■ Task: Give the number of lines in the data that hold the word "title", and nothing else.

■ Data for this exercise:
============================================================

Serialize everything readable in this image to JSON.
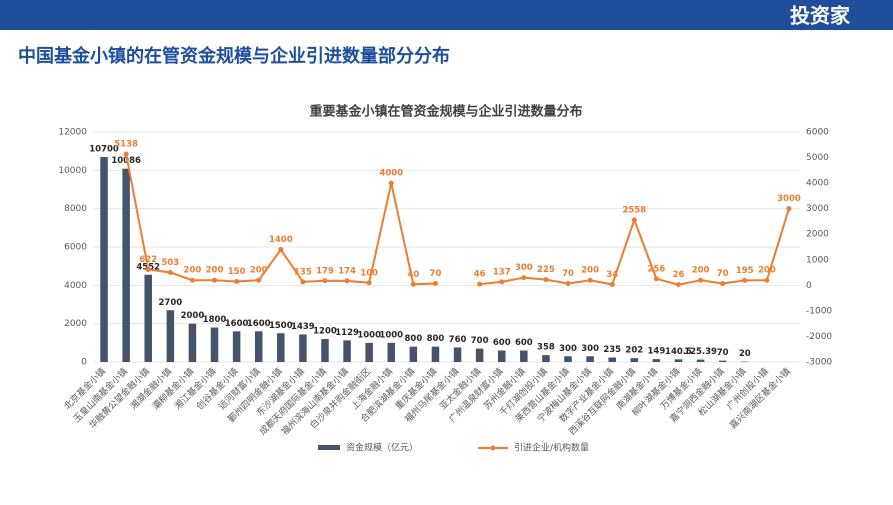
{
  "header": {
    "logo": "投资家",
    "title": "中国基金小镇的在管资金规模与企业引进数量部分分布"
  },
  "chart_data": {
    "type": "bar-line",
    "title": "重要基金小镇在管资金规模与企业引进数量分布",
    "categories": [
      "北京基金小镇",
      "玉皇山南基金小镇",
      "华融黄公望金融小镇",
      "湘湖金融小镇",
      "灞柳基金小镇",
      "湘江基金小镇",
      "创谷基金小镇",
      "运河财富小镇",
      "鄞州四明金融小镇",
      "东沙湖基金小镇",
      "成都天府国际基金小镇",
      "福州滨海山南基金小镇",
      "白沙泉并购金融街区",
      "上海金融小镇",
      "合肥滨湖基金小镇",
      "重庆基金小镇",
      "福州马尾基金小镇",
      "亚太金融小镇",
      "广州温泉财富小镇",
      "苏州金融小镇",
      "千灯湖创投小镇",
      "莱西营山基金小镇",
      "宁波梅山基金小镇",
      "数字产业基金小镇",
      "西溪谷互联网金融小镇",
      "南湖基金小镇",
      "柳叶湖基金小镇",
      "万博基金小镇",
      "嘉宁洞西金融小镇",
      "松山湖基金小镇",
      "广州创投小镇",
      "嘉兴南湖区基金小镇"
    ],
    "series": [
      {
        "name": "资金规模（亿元）",
        "color": "#44546a",
        "axis": "y",
        "values": [
          10700,
          10086,
          4552,
          2700,
          2000,
          1800,
          1600,
          1600,
          1500,
          1439,
          1200,
          1129,
          1000,
          1000,
          800,
          800,
          760,
          700,
          600,
          600,
          358,
          300,
          300,
          235,
          202,
          149,
          140.5,
          125.39,
          70,
          20,
          null,
          null
        ]
      },
      {
        "name": "引进企业/机构数量",
        "color": "#ed7d31",
        "axis": "y2",
        "values": [
          null,
          5138,
          622,
          503,
          200,
          200,
          150,
          200,
          1400,
          135,
          179,
          174,
          100,
          4000,
          40,
          70,
          null,
          46,
          137,
          300,
          225,
          70,
          200,
          34,
          2558,
          256,
          26,
          200,
          70,
          195,
          200,
          3000
        ]
      }
    ],
    "ylim": [
      0,
      12000
    ],
    "yticks": [
      0,
      2000,
      4000,
      6000,
      8000,
      10000,
      12000
    ],
    "y2lim": [
      -3000,
      6000
    ],
    "y2ticks": [
      -3000,
      -2000,
      -1000,
      0,
      1000,
      2000,
      3000,
      4000,
      5000,
      6000
    ]
  }
}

============================================================

■ Answer to this exercise: 2